[RECORDS SHOWN]:
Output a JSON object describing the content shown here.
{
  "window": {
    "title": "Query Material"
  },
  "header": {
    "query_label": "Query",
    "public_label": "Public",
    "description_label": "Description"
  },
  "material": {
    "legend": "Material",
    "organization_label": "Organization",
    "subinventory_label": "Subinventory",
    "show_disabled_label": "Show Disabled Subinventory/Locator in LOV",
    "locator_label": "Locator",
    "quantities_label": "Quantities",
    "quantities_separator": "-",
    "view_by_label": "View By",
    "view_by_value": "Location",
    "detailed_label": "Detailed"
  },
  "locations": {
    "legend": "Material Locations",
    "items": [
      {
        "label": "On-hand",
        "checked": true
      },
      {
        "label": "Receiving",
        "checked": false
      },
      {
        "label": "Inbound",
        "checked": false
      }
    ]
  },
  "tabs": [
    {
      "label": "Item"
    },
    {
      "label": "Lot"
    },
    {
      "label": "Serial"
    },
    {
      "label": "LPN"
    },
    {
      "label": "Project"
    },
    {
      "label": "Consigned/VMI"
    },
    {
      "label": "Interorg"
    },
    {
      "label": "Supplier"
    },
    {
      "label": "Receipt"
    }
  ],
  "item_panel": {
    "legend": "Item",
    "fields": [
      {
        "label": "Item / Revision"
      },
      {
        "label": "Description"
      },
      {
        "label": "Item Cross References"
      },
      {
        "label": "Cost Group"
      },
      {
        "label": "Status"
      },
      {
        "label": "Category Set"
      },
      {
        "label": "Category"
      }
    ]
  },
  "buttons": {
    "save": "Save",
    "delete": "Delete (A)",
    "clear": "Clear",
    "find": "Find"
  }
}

[WHAT IS EXPECTED]:
Copy out all of the lines above exactly.

[EXERCISE SOLUTION]:
Output a JSON object describing the content shown here.
{
  "window": {
    "title": "Query Material"
  },
  "header": {
    "query_label": "Query",
    "public_label": "Public",
    "description_label": "Description"
  },
  "material": {
    "legend": "Material",
    "organization_label": "Organization",
    "subinventory_label": "Subinventory",
    "show_disabled_label": "Show Disabled Subinventory/Locator in LOV",
    "locator_label": "Locator",
    "quantities_label": "Quantities",
    "quantities_separator": "-",
    "view_by_label": "View By",
    "view_by_value": "Location",
    "detailed_label": "Detailed"
  },
  "locations": {
    "legend": "Material Locations",
    "items": [
      {
        "label": "On-hand",
        "checked": true
      },
      {
        "label": "Receiving",
        "checked": false
      },
      {
        "label": "Inbound",
        "checked": false
      }
    ]
  },
  "tabs": [
    {
      "label": "Item"
    },
    {
      "label": "Lot"
    },
    {
      "label": "Serial"
    },
    {
      "label": "LPN"
    },
    {
      "label": "Project"
    },
    {
      "label": "Consigned/VMI"
    },
    {
      "label": "Interorg"
    },
    {
      "label": "Supplier"
    },
    {
      "label": "Receipt"
    }
  ],
  "item_panel": {
    "legend": "Item",
    "fields": [
      {
        "label": "Item / Revision"
      },
      {
        "label": "Description"
      },
      {
        "label": "Item Cross References"
      },
      {
        "label": "Cost Group"
      },
      {
        "label": "Status"
      },
      {
        "label": "Category Set"
      },
      {
        "label": "Category"
      }
    ]
  },
  "buttons": {
    "save": "Save",
    "delete": "Delete (A)",
    "clear": "Clear",
    "find": "Find"
  }
}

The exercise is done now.